## REQUIREMENT 1
In the reflection on Maundy Thursday, what Latin term does the word "Maundy" come from?
## REQUIREMENT 2
Carry the reflection on Maundy Thursday forward from its final sentence.

## SELECTED PASSAGE
>>>
When I was a child, I remember being confused about some of the things we did—or didn’t do—at church. As I reflected on Maundy Thursday these past few days, two of them have been retrieved out of deep memory. First, I remember wondering what on earth “Maundy Thursday” meant. Second, I remember being curious about why Christians are compelled, from time to time, to wash one another’s feet. Today I want to reflect a bit on these questions that once baffled me.

Growing up in a fairly traditional congregation in South Carolina, I partook in a variety of Holy Week activities each spring. It was part of our annual religious clockwork. Holy Week, for those who don’t know, is the final segment of Lent. It marks the seven-day period leading up to Easter Sunday. Holy Week is when the Last Supper, the trial, and the crucifixion of Jesus are brought to the fore of the church’s collective memory. Maundy Thursday falls in this week.

Maundy – Or Did You Mean Monday?

As I said, when I was young, I was somewhat perplexed by the label “Maundy Thursday”. I think I must have been 15 or 16 before I finally figured out what it meant. Before that, I just thought that Monday decided to marry Thursday. Then, so as to be equitable, they opted for a hyphenated last name. Needless to say, this silly musing was finally displaced. I learned that Maundy is not Monday misspelled but rather an archaic English word that originates with the Latin term mandatum. You don’t have to be an etymological genius to figure out what this Latin term signifies: mandate or commandment. Herein lies the clue to the meaning of Maundy Thursday.

Maundy, or mandate, is a shorthand reference to the thirteenth chapter of John’s Gospel. It’s the beginning of John’s account of the disciples’ Last Supper with Jesus. At the centre of this account is a special mandate from Jesus for his people. A new commandment, for the church.

Time for a Foot Scrub!

As John recounts this solemn, final meal, he tells us by way of preface that Jesus, “having loved his own … loved them to the end.” As chapter 13 progresses, this love quickly takes concrete expression. You see John—unlike Matthew, Mark, and Luke’s rendition of the Last Supper—focuses less on the meal (the bread and wine signifying Jesus’ body and blood) and more on something else: foot washing. John tells us that Jesus washed his feet and the feet of all the disciples in the Upper Room on that fateful evening. If you’re a regular person, this seems a bit odd and mysterious. If you’re podophobic, it seems downright dreadful!

In those times, the act of foot washing was loaded with meaning. It denoted serious self-deprecating service to another. That’s why Peter—who had a reputation for speaking before thinking—tried to forbid Jesus from washing his feet. For Peter, Jesus’ gesture was absolutely out of line. Inappropriate. Taboo. Masters don’t wash their followers’ feet — it’s the other way around! Jesus, of course, is always subverting familiar customs and cultural conventions. So too on this occasion! He would have none of Peter’s ridiculousness, well-intended as it may have been. He looked Peter square in the eye and said something to the tune of ‘No wash, no friend’! And that was that. Everyone’s toes and soles got scrubbed — jams, corns, callouses and all.
<<<
## Rows from a dataset
>>>
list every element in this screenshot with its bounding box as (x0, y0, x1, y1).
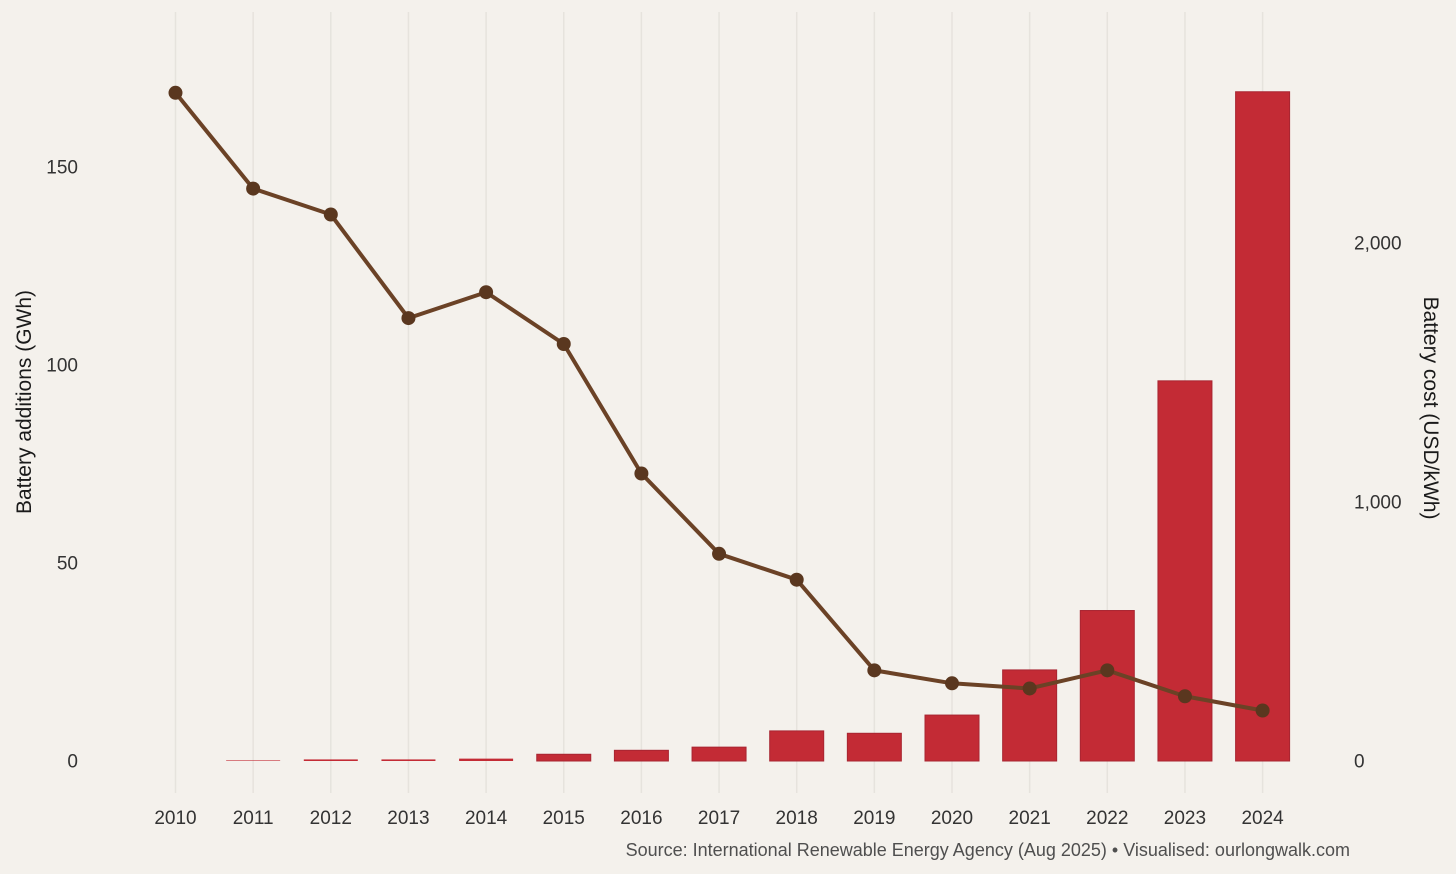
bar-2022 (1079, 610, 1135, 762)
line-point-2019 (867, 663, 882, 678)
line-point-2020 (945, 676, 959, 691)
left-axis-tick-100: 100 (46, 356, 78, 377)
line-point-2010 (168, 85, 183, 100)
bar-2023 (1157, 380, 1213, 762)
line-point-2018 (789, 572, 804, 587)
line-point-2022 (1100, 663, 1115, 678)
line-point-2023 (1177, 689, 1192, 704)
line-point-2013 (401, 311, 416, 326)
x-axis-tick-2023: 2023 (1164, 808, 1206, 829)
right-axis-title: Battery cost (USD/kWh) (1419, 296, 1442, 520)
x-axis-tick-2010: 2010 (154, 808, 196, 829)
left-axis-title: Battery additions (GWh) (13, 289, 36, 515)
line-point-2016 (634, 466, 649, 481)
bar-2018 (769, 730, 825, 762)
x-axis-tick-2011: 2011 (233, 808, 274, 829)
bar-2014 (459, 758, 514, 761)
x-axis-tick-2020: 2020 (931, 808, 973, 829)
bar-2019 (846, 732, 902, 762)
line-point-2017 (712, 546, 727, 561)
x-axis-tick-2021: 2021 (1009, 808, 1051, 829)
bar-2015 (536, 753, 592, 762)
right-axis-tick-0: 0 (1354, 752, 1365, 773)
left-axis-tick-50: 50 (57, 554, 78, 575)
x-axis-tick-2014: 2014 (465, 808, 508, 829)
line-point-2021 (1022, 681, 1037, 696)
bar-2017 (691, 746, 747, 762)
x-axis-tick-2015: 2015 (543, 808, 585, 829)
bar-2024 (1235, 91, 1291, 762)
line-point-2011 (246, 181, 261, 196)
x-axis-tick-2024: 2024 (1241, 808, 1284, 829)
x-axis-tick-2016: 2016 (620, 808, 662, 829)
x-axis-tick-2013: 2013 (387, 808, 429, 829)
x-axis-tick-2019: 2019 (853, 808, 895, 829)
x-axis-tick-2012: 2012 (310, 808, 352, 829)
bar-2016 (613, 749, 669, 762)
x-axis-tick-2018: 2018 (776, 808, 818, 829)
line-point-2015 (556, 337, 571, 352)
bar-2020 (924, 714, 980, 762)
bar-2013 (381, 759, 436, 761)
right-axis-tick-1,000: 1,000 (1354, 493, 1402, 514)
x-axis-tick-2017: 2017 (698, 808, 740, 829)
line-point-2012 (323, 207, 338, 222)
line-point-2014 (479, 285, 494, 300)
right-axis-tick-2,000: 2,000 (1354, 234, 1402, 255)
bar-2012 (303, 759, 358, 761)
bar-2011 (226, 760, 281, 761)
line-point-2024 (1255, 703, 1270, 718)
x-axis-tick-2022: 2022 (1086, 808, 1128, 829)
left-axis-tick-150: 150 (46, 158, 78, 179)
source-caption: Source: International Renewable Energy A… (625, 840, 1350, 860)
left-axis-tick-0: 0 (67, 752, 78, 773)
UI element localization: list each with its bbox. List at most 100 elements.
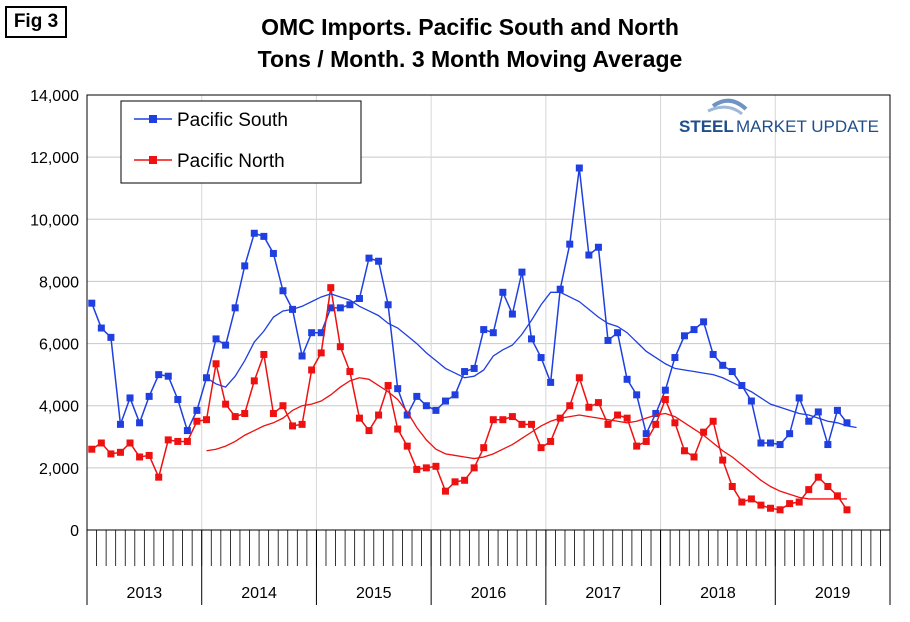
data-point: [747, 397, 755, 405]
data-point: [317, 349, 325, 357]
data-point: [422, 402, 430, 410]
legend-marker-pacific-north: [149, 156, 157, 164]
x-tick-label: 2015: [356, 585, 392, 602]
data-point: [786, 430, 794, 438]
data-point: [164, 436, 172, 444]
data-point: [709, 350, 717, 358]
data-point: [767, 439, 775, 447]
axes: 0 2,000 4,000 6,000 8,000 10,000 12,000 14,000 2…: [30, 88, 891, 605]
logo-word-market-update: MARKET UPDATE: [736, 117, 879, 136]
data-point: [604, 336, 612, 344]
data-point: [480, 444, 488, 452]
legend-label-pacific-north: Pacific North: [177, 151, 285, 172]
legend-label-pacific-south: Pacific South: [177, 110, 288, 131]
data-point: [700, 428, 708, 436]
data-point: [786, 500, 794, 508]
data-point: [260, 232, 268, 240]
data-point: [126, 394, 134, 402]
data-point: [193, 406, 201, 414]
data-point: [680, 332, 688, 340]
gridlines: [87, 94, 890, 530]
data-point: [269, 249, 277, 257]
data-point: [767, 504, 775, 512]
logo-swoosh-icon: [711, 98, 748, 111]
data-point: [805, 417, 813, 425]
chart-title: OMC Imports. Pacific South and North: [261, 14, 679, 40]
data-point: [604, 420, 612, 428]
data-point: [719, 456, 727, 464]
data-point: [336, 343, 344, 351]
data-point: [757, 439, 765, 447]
<<<
## EXERCISE ANSWER 1
Mandatum, meaning mandate or commandment.

## EXERCISE ANSWER 2
The key detail of John 13, however, is how Jesus uses the act of foot washing to make a point about what it means to be a Christian. This comes in verse 14: “If I, your Lord and teacher, have washed your feet, you also ought to wash one another’s feet.” This same mandate takes a slightly more generalized, but equally profound form, in verse 34: “A new commandment I give to you, that you love one another, just as I have loved you.” That’s the mandate at the root of Maundy Thursday. More importantly, it’s the mandate that’s to govern the whole of Christian life.

Jesus: A Peculiar Type of Master

You see, in Jesus Christ, we discover that God does not approach us with orders that we slave after him. To the contrary, Jesus shows us that God’s entry into human history revolves around service and gift and saving … at great cost. The God that speaks to us in Jesus is a God who says ‘I love you’ first. This is how God does relationship with us. Anyone who suggests otherwise is either a knave or a fool.

The mandate at the centre of Maundy Thursday—and the arresting act of service with which Jesus introduces it—is nothing more than a call for us to emulate God. The logic is simple: we are to love others in a way that mirrors God’s acts of love for us. Love that is willing to sacrifice—ego, money, indulgence, reputation, dreams, and a thousand other things that can inhibit us in following Jesus’ example. Love that delights more in serving than in being served. Love that is not passive but proactive and intentional.

Learning by Doing

“If you know these things, blessed are you if you do them.” (John 13.17)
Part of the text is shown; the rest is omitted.